_Set problem_.
Edit the stretch from the line containing "left-edge-strip [0, 0, 3, 289]" through the line containing "square-d5[interactable]: ♟ [194, 0, 259, 31]" by changing "file-label" to "file-marker" and leaving everything else as it is. Return only those lines.

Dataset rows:
══════
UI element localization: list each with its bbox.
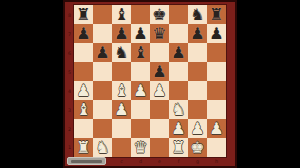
square-e7[interactable]: ♛	[150, 24, 169, 43]
square-h1[interactable]	[207, 138, 226, 157]
square-g1[interactable]: ♚	[188, 138, 207, 157]
black-bishop-c8: ♝	[112, 5, 131, 24]
rank-label-8: 8	[66, 7, 73, 22]
black-pawn-a7: ♟	[74, 24, 93, 43]
square-a6[interactable]	[74, 43, 93, 62]
file-label-e: e	[152, 158, 167, 165]
square-h5[interactable]	[207, 62, 226, 81]
white-queen-d1: ♛	[131, 138, 150, 157]
rank-label-6: 6	[66, 45, 73, 60]
square-e5[interactable]: ♟	[150, 62, 169, 81]
square-h8[interactable]: ♜	[207, 5, 226, 24]
screenshot-stage: 87654321 abcdefgh ♜♝♚♞♜♟♟♟♛♟♟♟♞♝♟♟♟♝♟♟♝♟…	[0, 0, 300, 168]
square-b1[interactable]: ♞	[93, 138, 112, 157]
black-king-e8: ♚	[150, 5, 169, 24]
square-c8[interactable]: ♝	[112, 5, 131, 24]
square-e1[interactable]	[150, 138, 169, 157]
square-b7[interactable]	[93, 24, 112, 43]
black-pawn-f6: ♟	[169, 43, 188, 62]
white-pawn-d4: ♟	[131, 81, 150, 100]
white-pawn-h2: ♟	[207, 119, 226, 138]
square-g6[interactable]	[188, 43, 207, 62]
black-rook-a8: ♜	[74, 5, 93, 24]
white-bishop-c4: ♝	[112, 81, 131, 100]
square-c4[interactable]: ♝	[112, 81, 131, 100]
square-c5[interactable]	[112, 62, 131, 81]
square-h3[interactable]	[207, 100, 226, 119]
file-label-f: f	[171, 158, 186, 165]
square-c3[interactable]: ♟	[112, 100, 131, 119]
square-h7[interactable]: ♟	[207, 24, 226, 43]
rank-label-7: 7	[66, 26, 73, 41]
black-pawn-d7: ♟	[131, 24, 150, 43]
chess-board-frame: 87654321 abcdefgh ♜♝♚♞♜♟♟♟♛♟♟♟♞♝♟♟♟♝♟♟♝♟…	[63, 0, 237, 168]
square-a5[interactable]	[74, 62, 93, 81]
black-queen-e7: ♛	[150, 24, 169, 43]
rank-label-2: 2	[66, 121, 73, 136]
white-bishop-a3: ♝	[74, 100, 93, 119]
square-h2[interactable]: ♟	[207, 119, 226, 138]
square-a2[interactable]	[74, 119, 93, 138]
square-d2[interactable]	[131, 119, 150, 138]
black-bishop-d6: ♝	[131, 43, 150, 62]
square-a8[interactable]: ♜	[74, 5, 93, 24]
square-f2[interactable]: ♟	[169, 119, 188, 138]
square-e2[interactable]	[150, 119, 169, 138]
white-pawn-g2: ♟	[188, 119, 207, 138]
square-g8[interactable]: ♞	[188, 5, 207, 24]
square-d4[interactable]: ♟	[131, 81, 150, 100]
square-f8[interactable]	[169, 5, 188, 24]
square-a3[interactable]: ♝	[74, 100, 93, 119]
white-pawn-e4: ♟	[150, 81, 169, 100]
file-label-h: h	[209, 158, 224, 165]
black-pawn-g7: ♟	[188, 24, 207, 43]
watermark-illegible-text	[71, 160, 102, 163]
file-label-d: d	[133, 158, 148, 165]
rank-label-5: 5	[66, 64, 73, 79]
rank-label-3: 3	[66, 102, 73, 117]
square-e3[interactable]	[150, 100, 169, 119]
square-e4[interactable]: ♟	[150, 81, 169, 100]
square-b5[interactable]	[93, 62, 112, 81]
square-d3[interactable]	[131, 100, 150, 119]
square-a7[interactable]: ♟	[74, 24, 93, 43]
black-rook-h8: ♜	[207, 5, 226, 24]
square-f5[interactable]	[169, 62, 188, 81]
file-label-c: c	[114, 158, 129, 165]
square-f1[interactable]: ♜	[169, 138, 188, 157]
square-b8[interactable]	[93, 5, 112, 24]
square-a4[interactable]: ♟	[74, 81, 93, 100]
square-c7[interactable]: ♟	[112, 24, 131, 43]
white-pawn-c3: ♟	[112, 100, 131, 119]
black-pawn-h7: ♟	[207, 24, 226, 43]
square-d6[interactable]: ♝	[131, 43, 150, 62]
square-g4[interactable]	[188, 81, 207, 100]
white-rook-f1: ♜	[169, 138, 188, 157]
black-pawn-b6: ♟	[93, 43, 112, 62]
square-f4[interactable]	[169, 81, 188, 100]
board-squares: ♜♝♚♞♜♟♟♟♛♟♟♟♞♝♟♟♟♝♟♟♝♟♞♟♟♟♜♞♛♜♚	[74, 5, 226, 157]
black-knight-c6: ♞	[112, 43, 131, 62]
square-c2[interactable]	[112, 119, 131, 138]
square-b2[interactable]	[93, 119, 112, 138]
square-b6[interactable]: ♟	[93, 43, 112, 62]
white-knight-f3: ♞	[169, 100, 188, 119]
square-d5[interactable]	[131, 62, 150, 81]
square-g3[interactable]	[188, 100, 207, 119]
square-e6[interactable]	[150, 43, 169, 62]
square-d1[interactable]: ♛	[131, 138, 150, 157]
black-pawn-e5: ♟	[150, 62, 169, 81]
rank-labels: 87654321	[65, 5, 74, 157]
watermark-label	[67, 157, 106, 165]
white-pawn-f2: ♟	[169, 119, 188, 138]
square-h6[interactable]	[207, 43, 226, 62]
square-c6[interactable]: ♞	[112, 43, 131, 62]
square-b3[interactable]	[93, 100, 112, 119]
square-h4[interactable]	[207, 81, 226, 100]
square-g7[interactable]: ♟	[188, 24, 207, 43]
rank-label-1: 1	[66, 140, 73, 155]
white-rook-a1: ♜	[74, 138, 93, 157]
square-a1[interactable]: ♜	[74, 138, 93, 157]
white-pawn-a4: ♟	[74, 81, 93, 100]
black-pawn-c7: ♟	[112, 24, 131, 43]
square-d7[interactable]: ♟	[131, 24, 150, 43]
square-f7[interactable]	[169, 24, 188, 43]
rank-label-4: 4	[66, 83, 73, 98]
square-c1[interactable]	[112, 138, 131, 157]
square-g2[interactable]: ♟	[188, 119, 207, 138]
square-f6[interactable]: ♟	[169, 43, 188, 62]
white-knight-b1: ♞	[93, 138, 112, 157]
square-d8[interactable]	[131, 5, 150, 24]
white-king-g1: ♚	[188, 138, 207, 157]
square-g5[interactable]	[188, 62, 207, 81]
black-knight-g8: ♞	[188, 5, 207, 24]
square-b4[interactable]	[93, 81, 112, 100]
square-f3[interactable]: ♞	[169, 100, 188, 119]
file-label-g: g	[190, 158, 205, 165]
square-e8[interactable]: ♚	[150, 5, 169, 24]
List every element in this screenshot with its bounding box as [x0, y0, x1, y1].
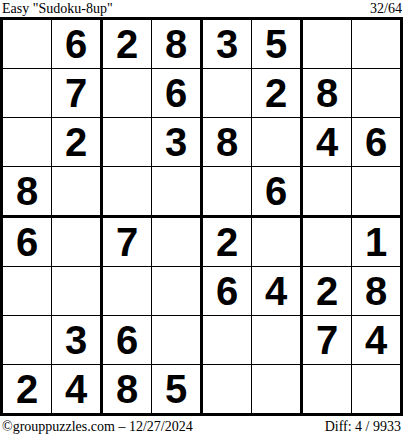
sudoku-cell-r7c6[interactable]: [252, 316, 303, 365]
sudoku-cell-r5c1: 6: [3, 218, 52, 267]
sudoku-cell-r1c1[interactable]: [3, 20, 52, 69]
sudoku-cell-r7c2: 3: [52, 316, 103, 365]
sudoku-cell-r8c7[interactable]: [303, 365, 352, 413]
sudoku-cell-r1c5: 3: [203, 20, 252, 69]
footer: ©grouppuzzles.com – 12/27/2024 Diff: 4 /…: [0, 416, 403, 437]
sudoku-cell-r3c7: 4: [303, 118, 352, 167]
sudoku-cell-r6c1[interactable]: [3, 267, 52, 316]
sudoku-cell-r5c4[interactable]: [152, 218, 203, 267]
sudoku-cell-r2c4: 6: [152, 69, 203, 118]
sudoku-cell-r2c3[interactable]: [103, 69, 152, 118]
sudoku-cell-r1c2: 6: [52, 20, 103, 69]
sudoku-cell-r2c5[interactable]: [203, 69, 252, 118]
sudoku-cell-r1c6: 5: [252, 20, 303, 69]
sudoku-cell-r3c2: 2: [52, 118, 103, 167]
sudoku-cell-r8c3: 8: [103, 365, 152, 413]
sudoku-cell-r4c5[interactable]: [203, 167, 252, 218]
sudoku-cell-r7c5[interactable]: [203, 316, 252, 365]
sudoku-cell-r5c7[interactable]: [303, 218, 352, 267]
sudoku-cell-r8c1: 2: [3, 365, 52, 413]
sudoku-cell-r6c7: 2: [303, 267, 352, 316]
sudoku-cell-r2c1[interactable]: [3, 69, 52, 118]
sudoku-cell-r6c4[interactable]: [152, 267, 203, 316]
sudoku-cell-r7c1[interactable]: [3, 316, 52, 365]
sudoku-cell-r4c1: 8: [3, 167, 52, 218]
sudoku-cell-r5c3: 7: [103, 218, 152, 267]
sudoku-cell-r7c4[interactable]: [152, 316, 203, 365]
sudoku-cell-r5c8: 1: [352, 218, 400, 267]
sudoku-cell-r7c8: 4: [352, 316, 400, 365]
sudoku-cell-r8c5[interactable]: [203, 365, 252, 413]
sudoku-cell-r8c4: 5: [152, 365, 203, 413]
sudoku-cell-r3c4: 3: [152, 118, 203, 167]
sudoku-cell-r6c6: 4: [252, 267, 303, 316]
sudoku-cell-r5c5: 2: [203, 218, 252, 267]
sudoku-cell-r1c7[interactable]: [303, 20, 352, 69]
sudoku-cell-r1c8[interactable]: [352, 20, 400, 69]
copyright-text: ©grouppuzzles.com – 12/27/2024: [2, 419, 193, 435]
sudoku-cell-r2c2: 7: [52, 69, 103, 118]
sudoku-cell-r6c5: 6: [203, 267, 252, 316]
sudoku-cell-r4c2[interactable]: [52, 167, 103, 218]
sudoku-cell-r2c7: 8: [303, 69, 352, 118]
sudoku-cell-r8c8[interactable]: [352, 365, 400, 413]
header: Easy "Sudoku-8up" 32/64: [0, 0, 403, 17]
sudoku-cell-r4c4[interactable]: [152, 167, 203, 218]
sudoku-cell-r3c6[interactable]: [252, 118, 303, 167]
sudoku-cell-r2c8[interactable]: [352, 69, 400, 118]
sudoku-cell-r7c7: 7: [303, 316, 352, 365]
sudoku-cell-r3c1[interactable]: [3, 118, 52, 167]
sudoku-cell-r4c8[interactable]: [352, 167, 400, 218]
sudoku-cell-r1c3: 2: [103, 20, 152, 69]
sudoku-cell-r3c3[interactable]: [103, 118, 152, 167]
sudoku-cell-r6c8: 8: [352, 267, 400, 316]
sudoku-cell-r1c4: 8: [152, 20, 203, 69]
sudoku-board: 62835762823846866721642836742485: [0, 17, 403, 416]
sudoku-cell-r4c3[interactable]: [103, 167, 152, 218]
sudoku-cell-r6c2[interactable]: [52, 267, 103, 316]
puzzle-title: Easy "Sudoku-8up": [2, 1, 113, 16]
sudoku-cell-r7c3: 6: [103, 316, 152, 365]
sudoku-cell-r5c6[interactable]: [252, 218, 303, 267]
sudoku-cell-r8c2: 4: [52, 365, 103, 413]
sudoku-cell-r4c6: 6: [252, 167, 303, 218]
difficulty-text: Diff: 4 / 9933: [325, 419, 401, 435]
sudoku-cell-r4c7[interactable]: [303, 167, 352, 218]
puzzle-page: Easy "Sudoku-8up" 32/64 6283576282384686…: [0, 0, 403, 437]
sudoku-cell-r8c6[interactable]: [252, 365, 303, 413]
sudoku-cell-r6c3[interactable]: [103, 267, 152, 316]
sudoku-cell-r3c8: 6: [352, 118, 400, 167]
sudoku-cell-r2c6: 2: [252, 69, 303, 118]
sudoku-cell-r5c2[interactable]: [52, 218, 103, 267]
puzzle-counter: 32/64: [370, 1, 402, 16]
sudoku-cell-r3c5: 8: [203, 118, 252, 167]
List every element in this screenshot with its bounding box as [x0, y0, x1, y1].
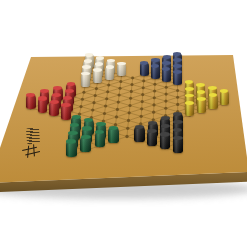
peg-white[interactable]	[81, 73, 90, 87]
peg-red[interactable]	[38, 97, 48, 112]
peg-white[interactable]	[117, 63, 126, 77]
board-hole[interactable]	[92, 101, 95, 104]
board-hole[interactable]	[140, 107, 143, 110]
board-hole[interactable]	[130, 83, 133, 86]
board-hole[interactable]	[106, 90, 109, 93]
peg-top	[84, 59, 92, 63]
photo-scene	[0, 0, 247, 247]
peg-top	[173, 128, 182, 132]
peg-top	[81, 135, 91, 139]
board-hole[interactable]	[127, 119, 130, 122]
peg-top	[173, 112, 182, 116]
board-hole[interactable]	[141, 93, 144, 96]
stamp-stroke	[33, 144, 35, 156]
peg-top	[208, 86, 217, 90]
stamp-seal-glyph	[26, 127, 40, 144]
peg-top	[106, 65, 114, 69]
peg-yellow[interactable]	[185, 102, 195, 117]
board-hole[interactable]	[95, 87, 98, 90]
stamp-stroke	[27, 146, 29, 158]
peg-top	[197, 97, 206, 101]
peg-navy[interactable]	[140, 62, 149, 76]
peg-navy[interactable]	[173, 71, 182, 85]
peg-top	[63, 96, 72, 100]
peg-top	[26, 93, 35, 97]
peg-top	[173, 58, 181, 62]
peg-top	[185, 80, 193, 84]
peg-top	[162, 61, 170, 65]
peg-top	[173, 70, 181, 74]
board-hole[interactable]	[118, 93, 121, 96]
board-hole[interactable]	[126, 127, 129, 130]
peg-top	[161, 124, 170, 128]
board-hole[interactable]	[104, 104, 107, 107]
peg-top	[40, 89, 49, 93]
board-hole[interactable]	[118, 87, 121, 90]
peg-top	[66, 139, 76, 143]
board-hole[interactable]	[152, 103, 155, 106]
peg-top	[173, 52, 181, 56]
peg-top	[95, 62, 103, 66]
peg-navy[interactable]	[151, 65, 160, 79]
peg-top	[84, 118, 93, 122]
peg-top	[162, 67, 170, 71]
board-hole[interactable]	[105, 97, 108, 100]
peg-top	[53, 86, 62, 90]
peg-top	[173, 136, 183, 140]
peg-top	[185, 101, 194, 105]
board-svg	[0, 0, 247, 247]
peg-top	[65, 89, 74, 93]
board-hole[interactable]	[130, 90, 133, 93]
board-hole[interactable]	[165, 86, 168, 89]
peg-top	[68, 131, 78, 135]
peg-top	[173, 64, 181, 68]
board-hole[interactable]	[140, 115, 143, 118]
peg-top	[50, 100, 59, 104]
peg-top	[117, 62, 125, 66]
peg-top	[151, 58, 159, 62]
peg-top	[148, 121, 157, 125]
peg-top	[95, 130, 105, 134]
peg-top	[67, 82, 76, 86]
peg-top	[220, 89, 229, 93]
board-hole[interactable]	[103, 112, 106, 115]
peg-top	[96, 56, 104, 60]
peg-top	[140, 61, 148, 65]
peg-top	[160, 132, 169, 136]
board-hole[interactable]	[125, 135, 128, 138]
peg-black[interactable]	[173, 137, 183, 153]
board-hole[interactable]	[128, 111, 131, 114]
stamp-hash-glyph	[22, 145, 40, 157]
board-hole[interactable]	[91, 108, 94, 111]
peg-top	[72, 115, 81, 119]
peg-green[interactable]	[80, 136, 91, 152]
peg-yellow[interactable]	[208, 94, 217, 109]
peg-white[interactable]	[93, 69, 102, 83]
peg-green[interactable]	[66, 140, 77, 157]
peg-top	[85, 53, 93, 57]
peg-top	[81, 72, 90, 76]
peg-top	[185, 87, 194, 91]
board-hole[interactable]	[176, 103, 179, 106]
peg-top	[38, 96, 47, 100]
peg-top	[173, 120, 182, 124]
peg-green[interactable]	[95, 131, 105, 147]
board-hole[interactable]	[116, 108, 119, 111]
peg-top	[93, 68, 101, 72]
peg-red[interactable]	[49, 101, 59, 116]
peg-top	[82, 126, 92, 130]
board-hole[interactable]	[176, 96, 179, 99]
board-hole[interactable]	[129, 97, 132, 100]
board-hole[interactable]	[79, 105, 82, 108]
peg-yellow[interactable]	[220, 90, 229, 105]
board-hole[interactable]	[165, 93, 168, 96]
peg-black[interactable]	[147, 130, 157, 146]
board-hole[interactable]	[152, 111, 155, 114]
peg-top	[163, 55, 171, 59]
board-hole[interactable]	[131, 77, 134, 80]
board-hole[interactable]	[153, 83, 156, 86]
peg-top	[197, 90, 206, 94]
board-hole[interactable]	[94, 94, 97, 97]
board-hole[interactable]	[117, 101, 120, 104]
peg-top	[196, 83, 204, 87]
peg-red[interactable]	[61, 104, 71, 119]
board-hole[interactable]	[153, 89, 156, 92]
board-hole[interactable]	[128, 104, 131, 107]
board-hole[interactable]	[164, 100, 167, 103]
board-hole[interactable]	[176, 89, 179, 92]
peg-top	[135, 125, 144, 129]
board-hole[interactable]	[142, 86, 145, 89]
peg-top	[61, 103, 70, 107]
peg-navy[interactable]	[162, 68, 171, 82]
peg-top	[82, 65, 90, 69]
board-hole[interactable]	[119, 80, 122, 83]
board-hole[interactable]	[142, 80, 145, 83]
board-hole[interactable]	[153, 96, 156, 99]
board-hole[interactable]	[107, 83, 110, 86]
peg-green[interactable]	[108, 127, 118, 143]
peg-top	[161, 116, 170, 120]
peg-top	[107, 59, 115, 63]
peg-top	[151, 64, 159, 68]
peg-top	[109, 126, 118, 130]
peg-black[interactable]	[160, 133, 170, 149]
board-hole[interactable]	[141, 100, 144, 103]
board-hole[interactable]	[82, 91, 85, 94]
board-hole[interactable]	[115, 115, 118, 118]
peg-white[interactable]	[105, 66, 114, 80]
peg-top	[70, 123, 79, 127]
peg-top	[96, 122, 105, 126]
board-hole[interactable]	[81, 98, 84, 101]
maker-stamp-icon	[21, 127, 43, 158]
peg-top	[52, 93, 61, 97]
peg-top	[147, 129, 156, 133]
peg-top	[209, 93, 218, 97]
peg-top	[185, 94, 194, 98]
peg-red[interactable]	[26, 94, 36, 109]
peg-yellow[interactable]	[197, 98, 207, 113]
peg-black[interactable]	[134, 126, 144, 142]
board-hole[interactable]	[164, 107, 167, 110]
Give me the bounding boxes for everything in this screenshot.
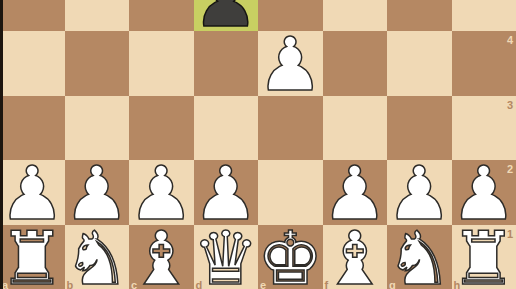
left-edge-strip [0, 0, 3, 289]
square-e1[interactable]: ♚ [258, 225, 323, 289]
white-rook[interactable]: ♜ [0, 221, 65, 289]
black-pawn[interactable]: ♟ [193, 0, 259, 37]
square-f4[interactable] [323, 31, 388, 96]
file-label-c: c [131, 280, 137, 289]
file-label-e: e [260, 280, 266, 289]
rank-label-4: 4 [507, 35, 513, 46]
chess-board: ♜♞♝♛♚♝♞♜♟♟♟♟♟♟♟♟♟♟♟♟♟♟♟♟♜♞♝♛♚♝♞♜12345678… [0, 0, 516, 289]
file-label-f: f [325, 280, 329, 289]
file-label-b: b [67, 280, 74, 289]
rank-label-2: 2 [507, 164, 513, 175]
rank-label-1: 1 [507, 229, 513, 240]
white-bishop[interactable]: ♝ [128, 221, 194, 289]
file-label-h: h [454, 280, 461, 289]
square-a4[interactable] [0, 31, 65, 96]
white-knight[interactable]: ♞ [64, 221, 130, 289]
square-g5[interactable] [387, 0, 452, 31]
white-pawn[interactable]: ♟ [257, 27, 323, 101]
file-label-g: g [389, 280, 396, 289]
file-label-d: d [196, 280, 203, 289]
board-viewport: ♜♞♝♛♚♝♞♜♟♟♟♟♟♟♟♟♟♟♟♟♟♟♟♟♜♞♝♛♚♝♞♜12345678… [0, 0, 516, 289]
rank-label-3: 3 [507, 100, 513, 111]
white-queen[interactable]: ♛ [193, 221, 259, 289]
square-f5[interactable] [323, 0, 388, 31]
square-d5[interactable]: ♟ [194, 0, 259, 31]
square-g1[interactable]: ♞ [387, 225, 452, 289]
white-bishop[interactable]: ♝ [322, 221, 388, 289]
square-g4[interactable] [387, 31, 452, 96]
square-f1[interactable]: ♝ [323, 225, 388, 289]
square-c1[interactable]: ♝ [129, 225, 194, 289]
square-e4[interactable]: ♟ [258, 31, 323, 96]
square-c4[interactable] [129, 31, 194, 96]
square-h5[interactable] [452, 0, 516, 31]
square-b5[interactable] [65, 0, 130, 31]
square-b4[interactable] [65, 31, 130, 96]
square-a5[interactable] [0, 0, 65, 31]
white-king[interactable]: ♚ [257, 221, 323, 289]
square-b1[interactable]: ♞ [65, 225, 130, 289]
square-a1[interactable]: ♜ [0, 225, 65, 289]
square-d1[interactable]: ♛ [194, 225, 259, 289]
square-c5[interactable] [129, 0, 194, 31]
white-knight[interactable]: ♞ [386, 221, 452, 289]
══════
_Output for this exercise_.
left-edge-strip [0, 0, 3, 289]
square-e1[interactable]: ♚ [258, 225, 323, 289]
white-rook[interactable]: ♜ [0, 221, 65, 289]
black-pawn[interactable]: ♟ [193, 0, 259, 37]
square-f4[interactable] [323, 31, 388, 96]
file-marker-c: c [131, 280, 137, 289]
file-marker-e: e [260, 280, 266, 289]
rank-label-4: 4 [507, 35, 513, 46]
chess-board: ♜♞♝♛♚♝♞♜♟♟♟♟♟♟♟♟♟♟♟♟♟♟♟♟♜♞♝♛♚♝♞♜12345678… [0, 0, 516, 289]
file-marker-f: f [325, 280, 329, 289]
file-marker-b: b [67, 280, 74, 289]
rank-label-2: 2 [507, 164, 513, 175]
rank-label-1: 1 [507, 229, 513, 240]
white-bishop[interactable]: ♝ [128, 221, 194, 289]
file-marker-h: h [454, 280, 461, 289]
square-a4[interactable] [0, 31, 65, 96]
white-knight[interactable]: ♞ [64, 221, 130, 289]
square-g5[interactable] [387, 0, 452, 31]
white-pawn[interactable]: ♟ [257, 27, 323, 101]
file-marker-g: g [389, 280, 396, 289]
file-marker-d: d [196, 280, 203, 289]
board-viewport: ♜♞♝♛♚♝♞♜♟♟♟♟♟♟♟♟♟♟♟♟♟♟♟♟♜♞♝♛♚♝♞♜12345678… [0, 0, 516, 289]
rank-label-3: 3 [507, 100, 513, 111]
white-queen[interactable]: ♛ [193, 221, 259, 289]
square-f5[interactable] [323, 0, 388, 31]
square-d5[interactable]: ♟ [194, 0, 259, 31]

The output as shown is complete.